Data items
___
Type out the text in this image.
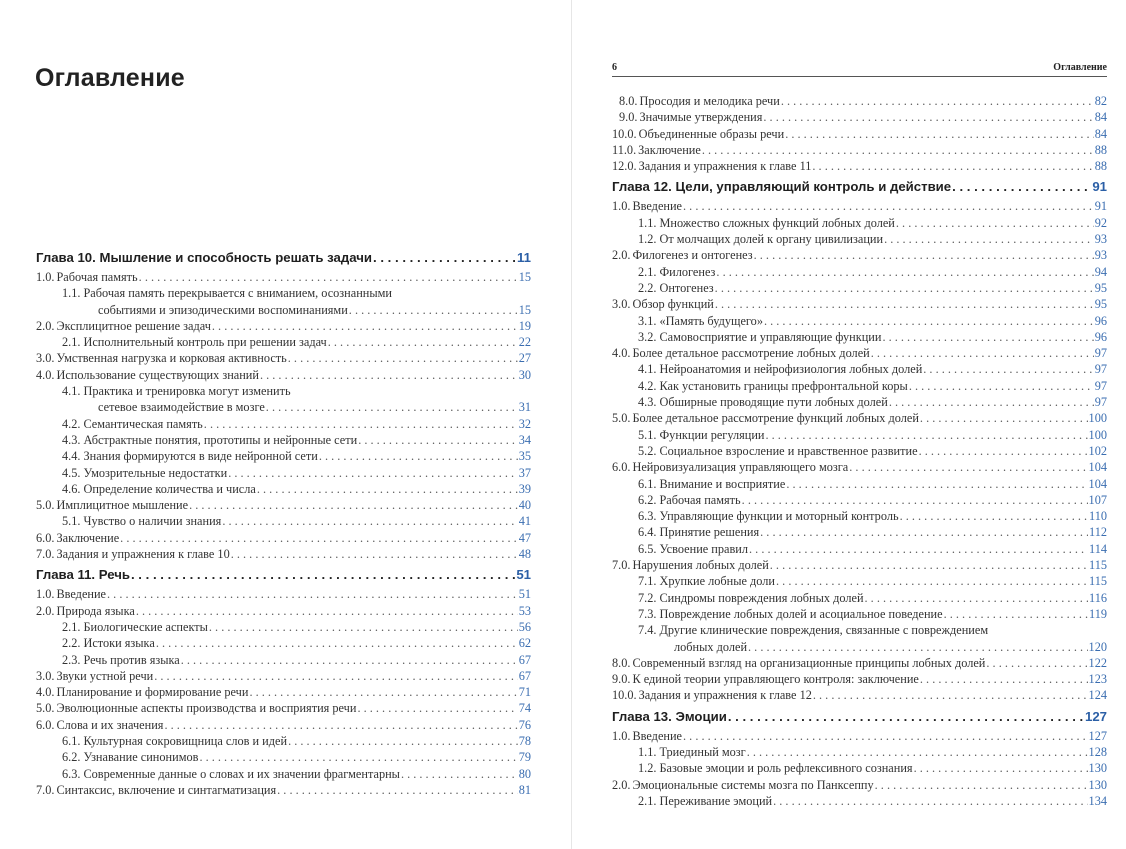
Оглавление
Глава 10. Мышление и способность решать задачи . . .	11
1.0. Рабочая память . . .	15
1.1. Рабочая память перекрывается с вниманием, осознанными
событиями и эпизодическими воспоминаниями . . .	15
2.0. Эксплицитное решение задач . . .	19
2.1. Исполнительный контроль при решении задач . . .	22
3.0. Умственная нагрузка и корковая активность . . .	27
4.0. Использование существующих знаний . . .	30
4.1. Практика и тренировка могут изменить
сетевое взаимодействие в мозге . . .	31
4.2. Семантическая память . . .	32
4.3. Абстрактные понятия, прототипы и нейронные сети . . .	34
4.4. Знания формируются в виде нейронной сети . . .	35
4.5. Умозрительные недостатки . . .	37
4.6. Определение количества и числа . . .	39
5.0. Имплицитное мышление . . .	40
5.1. Чувство о наличии знания . . .	41
6.0. Заключение . . .	47
7.0. Задания и упражнения к главе 10 . . .	48
Глава 11. Речь . . .	51
1.0. Введение . . .	51
2.0. Природа языка . . .	53
2.1. Биологические аспекты . . .	56
2.2. Истоки языка . . .	62
2.3. Речь против языка . . .	67
3.0. Звуки устной речи . . .	67
4.0. Планирование и формирование речи . . .	71
5.0. Эволюционные аспекты производства и восприятия речи . . .	74
6.0. Слова и их значения . . .	76
6.1. Культурная сокровищница слов и идей . . .	78
6.2. Узнавание синонимов . . .	79
6.3. Современные данные о словах и их значении фрагментарны . . .	80
7.0. Синтаксис, включение и синтагматизация . . .	81
6	Оглавление
8.0. Просодия и мелодика речи . . .	82
9.0. Значимые утверждения . . .	84
10.0. Объединенные образы речи . . .	84
11.0. Заключение . . .	88
12.0. Задания и упражнения к главе 11 . . .	88
Глава 12. Цели, управляющий контроль и действие . . .	91
1.0. Введение . . .	91
1.1. Множество сложных функций лобных долей . . .	92
1.2. От молчащих долей к органу цивилизации . . .	93
2.0. Филогенез и онтогенез . . .	93
2.1. Филогенез . . .	94
2.2. Онтогенез . . .	95
3.0. Обзор функций . . .	95
3.1. «Память будущего» . . .	96
3.2. Самовосприятие и управляющие функции . . .	96
4.0. Более детальное рассмотрение лобных долей . . .	97
4.1. Нейроанатомия и нейрофизиология лобных долей . . .	97
4.2. Как установить границы префронтальной коры . . .	97
4.3. Обширные проводящие пути лобных долей . . .	97
5.0. Более детальное рассмотрение функций лобных долей . . .	100
5.1. Функции регуляции . . .	100
5.2. Социальное взросление и нравственное развитие . . .	102
6.0. Нейровизуализация управляющего мозга . . .	104
6.1. Внимание и восприятие . . .	104
6.2. Рабочая память . . .	107
6.3. Управляющие функции и моторный контроль . . .	110
6.4. Принятие решения . . .	112
6.5. Усвоение правил . . .	114
7.0. Нарушения лобных долей . . .	115
7.1. Хрупкие лобные доли . . .	115
7.2. Синдромы повреждения лобных долей . . .	116
7.3. Повреждение лобных долей и асоциальное поведение . . .	119
7.4. Другие клинические повреждения, связанные с повреждением
лобных долей . . .	120
8.0. Современный взгляд на организационные принципы лобных долей . . .	122
9.0. К единой теории управляющего контроля: заключение . . .	123
10.0. Задания и упражнения к главе 12 . . .	124
Глава 13. Эмоции . . .	127
1.0. Введение . . .	127
1.1. Триединый мозг . . .	128
1.2. Базовые эмоции и роль рефлексивного сознания . . .	130
2.0. Эмоциональные системы мозга по Панксеппу . . .	130
2.1. Переживание эмоций . . .	134
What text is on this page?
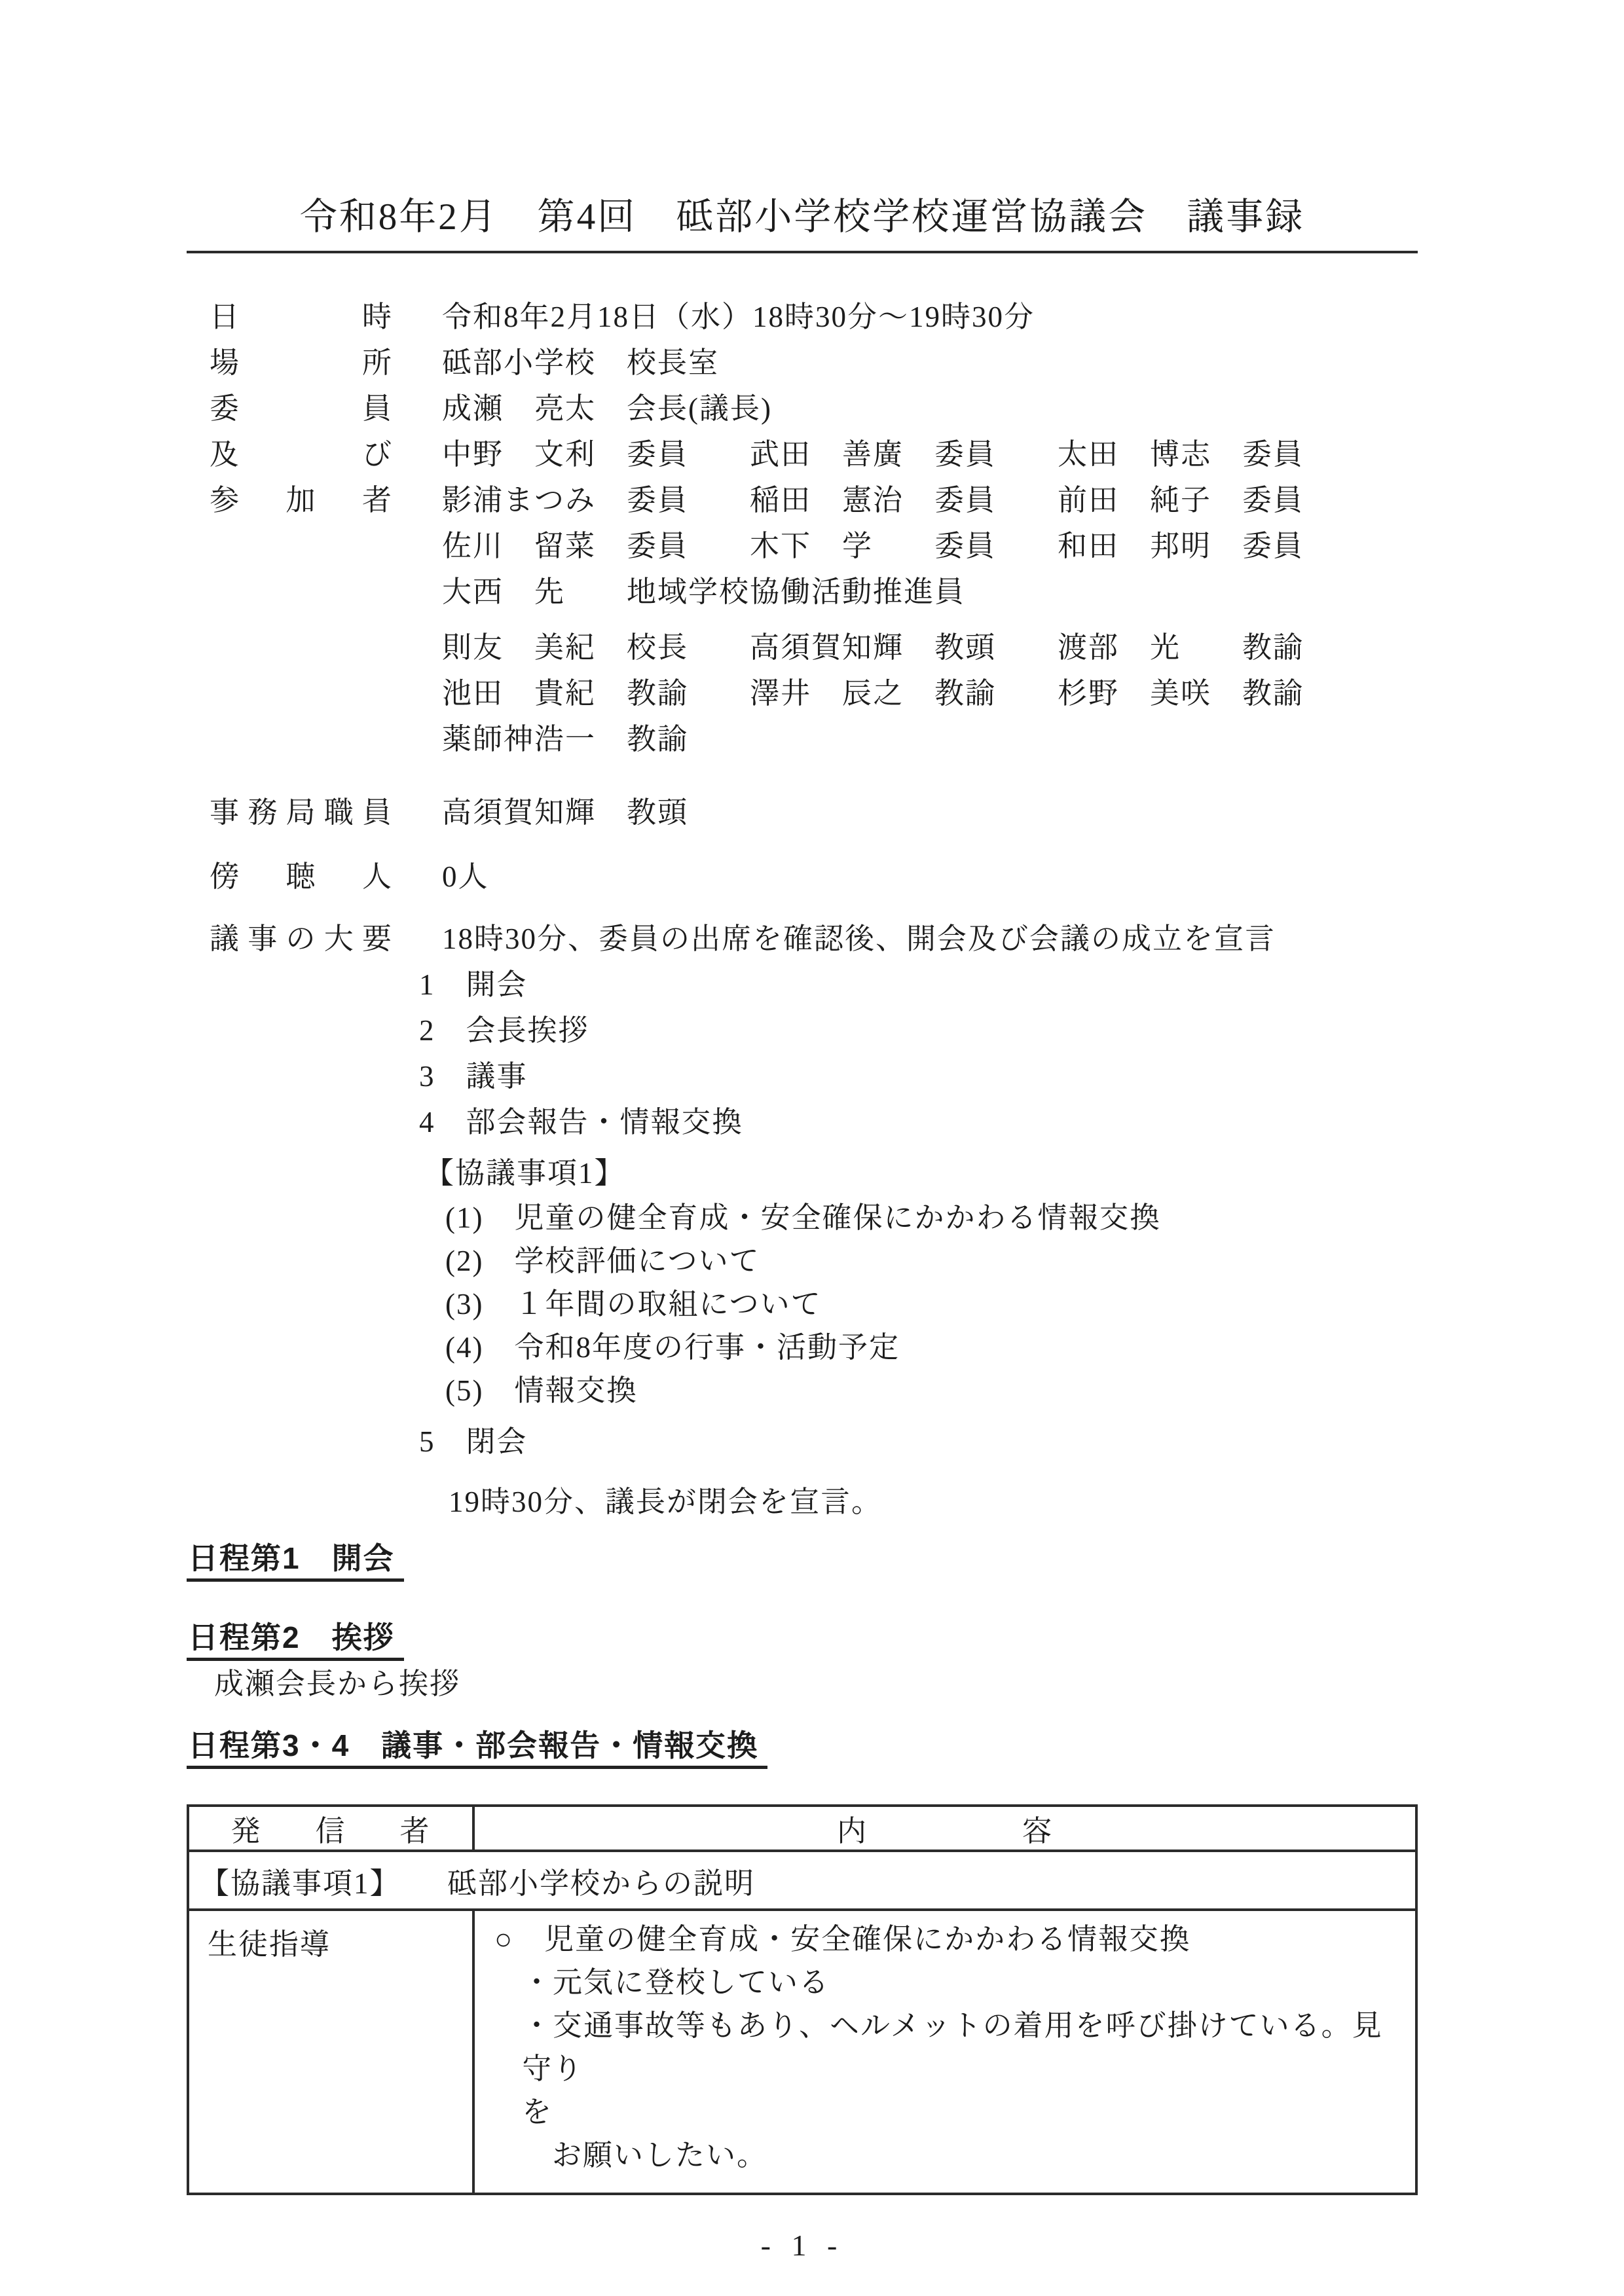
令和8年2月　第4回　砥部小学校学校運営協議会　議事録
日時 令和8年2月18日（水）18時30分～19時30分
場所 砥部小学校　校長室
委員 成瀬　亮太　会長(議長)
及び 中野　文利　委員　　武田　善廣　委員　　太田　博志　委員
参加者 影浦まつみ　委員　　稲田　憲治　委員　　前田　純子　委員
佐川　留菜　委員　　木下　学　　委員　　和田　邦明　委員
大西　先　　地域学校協働活動推進員
則友　美紀　校長　　高須賀知輝　教頭　　渡部　光　　教諭
池田　貴紀　教諭　　澤井　辰之　教諭　　杉野　美咲　教諭
薬師神浩一　教諭
事務局職員 高須賀知輝　教頭
傍聴人 0人
議事の大要 18時30分、委員の出席を確認後、開会及び会議の成立を宣言
1　開会
2　会長挨拶
3　議事
4　部会報告・情報交換
【協議事項1】
(1)　児童の健全育成・安全確保にかかわる情報交換
(2)　学校評価について
(3)　１年間の取組について
(4)　令和8年度の行事・活動予定
(5)　情報交換
5　閉会
19時30分、議長が閉会を宣言。
日程第1　開会
日程第2　挨拶
成瀬会長から挨拶
日程第3・4　議事・部会報告・情報交換
発信者	内容
【協議事項1】　　砥部小学校からの説明	
生徒指導	○　児童の健全育成・安全確保にかかわる情報交換
・元気に登校している
・交通事故等もあり、ヘルメットの着用を呼び掛けている。見守り
を
お願いしたい。
- 1 -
___
Omit pictures; set down the rest of the material word for word.

Type out the text in this image.
Оглавление
Глава 10. Мышление и способность решать задачи . . .	11
1.0. Рабочая память . . .	15
1.1. Рабочая память перекрывается с вниманием, осознанными
событиями и эпизодическими воспоминаниями . . .	15
2.0. Эксплицитное решение задач . . .	19
2.1. Исполнительный контроль при решении задач . . .	22
3.0. Умственная нагрузка и корковая активность . . .	27
4.0. Использование существующих знаний . . .	30
4.1. Практика и тренировка могут изменить
сетевое взаимодействие в мозге . . .	31
4.2. Семантическая память . . .	32
4.3. Абстрактные понятия, прототипы и нейронные сети . . .	34
4.4. Знания формируются в виде нейронной сети . . .	35
4.5. Умозрительные недостатки . . .	37
4.6. Определение количества и числа . . .	39
5.0. Имплицитное мышление . . .	40
5.1. Чувство о наличии знания . . .	41
6.0. Заключение . . .	47
7.0. Задания и упражнения к главе 10 . . .	48
Глава 11. Речь . . .	51
1.0. Введение . . .	51
2.0. Природа языка . . .	53
2.1. Биологические аспекты . . .	56
2.2. Истоки языка . . .	62
2.3. Речь против языка . . .	67
3.0. Звуки устной речи . . .	67
4.0. Планирование и формирование речи . . .	71
5.0. Эволюционные аспекты производства и восприятия речи . . .	74
6.0. Слова и их значения . . .	76
6.1. Культурная сокровищница слов и идей . . .	78
6.2. Узнавание синонимов . . .	79
6.3. Современные данные о словах и их значении фрагментарны . . .	80
7.0. Синтаксис, включение и синтагматизация . . .	81
6	Оглавление
8.0. Просодия и мелодика речи . . .	82
9.0. Значимые утверждения . . .	84
10.0. Объединенные образы речи . . .	84
11.0. Заключение . . .	88
12.0. Задания и упражнения к главе 11 . . .	88
Глава 12. Цели, управляющий контроль и действие . . .	91
1.0. Введение . . .	91
1.1. Множество сложных функций лобных долей . . .	92
1.2. От молчащих долей к органу цивилизации . . .	93
2.0. Филогенез и онтогенез . . .	93
2.1. Филогенез . . .	94
2.2. Онтогенез . . .	95
3.0. Обзор функций . . .	95
3.1. «Память будущего» . . .	96
3.2. Самовосприятие и управляющие функции . . .	96
4.0. Более детальное рассмотрение лобных долей . . .	97
4.1. Нейроанатомия и нейрофизиология лобных долей . . .	97
4.2. Как установить границы префронтальной коры . . .	97
4.3. Обширные проводящие пути лобных долей . . .	97
5.0. Более детальное рассмотрение функций лобных долей . . .	100
5.1. Функции регуляции . . .	100
5.2. Социальное взросление и нравственное развитие . . .	102
6.0. Нейровизуализация управляющего мозга . . .	104
6.1. Внимание и восприятие . . .	104
6.2. Рабочая память . . .	107
6.3. Управляющие функции и моторный контроль . . .	110
6.4. Принятие решения . . .	112
6.5. Усвоение правил . . .	114
7.0. Нарушения лобных долей . . .	115
7.1. Хрупкие лобные доли . . .	115
7.2. Синдромы повреждения лобных долей . . .	116
7.3. Повреждение лобных долей и асоциальное поведение . . .	119
7.4. Другие клинические повреждения, связанные с повреждением
лобных долей . . .	120
8.0. Современный взгляд на организационные принципы лобных долей . . .	122
9.0. К единой теории управляющего контроля: заключение . . .	123
10.0. Задания и упражнения к главе 12 . . .	124
Глава 13. Эмоции . . .	127
1.0. Введение . . .	127
1.1. Триединый мозг . . .	128
1.2. Базовые эмоции и роль рефлексивного сознания . . .	130
2.0. Эмоциональные системы мозга по Панксеппу . . .	130
2.1. Переживание эмоций . . .	134
What text is on this page?
令和8年2月　第4回　砥部小学校学校運営協議会　議事録
日時 令和8年2月18日（水）18時30分～19時30分
場所 砥部小学校　校長室
委員 成瀬　亮太　会長(議長)
及び 中野　文利　委員　　武田　善廣　委員　　太田　博志　委員
参加者 影浦まつみ　委員　　稲田　憲治　委員　　前田　純子　委員
佐川　留菜　委員　　木下　学　　委員　　和田　邦明　委員
大西　先　　地域学校協働活動推進員
則友　美紀　校長　　高須賀知輝　教頭　　渡部　光　　教諭
池田　貴紀　教諭　　澤井　辰之　教諭　　杉野　美咲　教諭
薬師神浩一　教諭
事務局職員 高須賀知輝　教頭
傍聴人 0人
議事の大要 18時30分、委員の出席を確認後、開会及び会議の成立を宣言
1　開会
2　会長挨拶
3　議事
4　部会報告・情報交換
【協議事項1】
(1)　児童の健全育成・安全確保にかかわる情報交換
(2)　学校評価について
(3)　１年間の取組について
(4)　令和8年度の行事・活動予定
(5)　情報交換
5　閉会
19時30分、議長が閉会を宣言。
日程第1　開会
日程第2　挨拶
成瀬会長から挨拶
日程第3・4　議事・部会報告・情報交換
発信者	内容
【協議事項1】　　砥部小学校からの説明	
生徒指導	○　児童の健全育成・安全確保にかかわる情報交換
・元気に登校している
・交通事故等もあり、ヘルメットの着用を呼び掛けている。見守り
を
お願いしたい。
- 1 -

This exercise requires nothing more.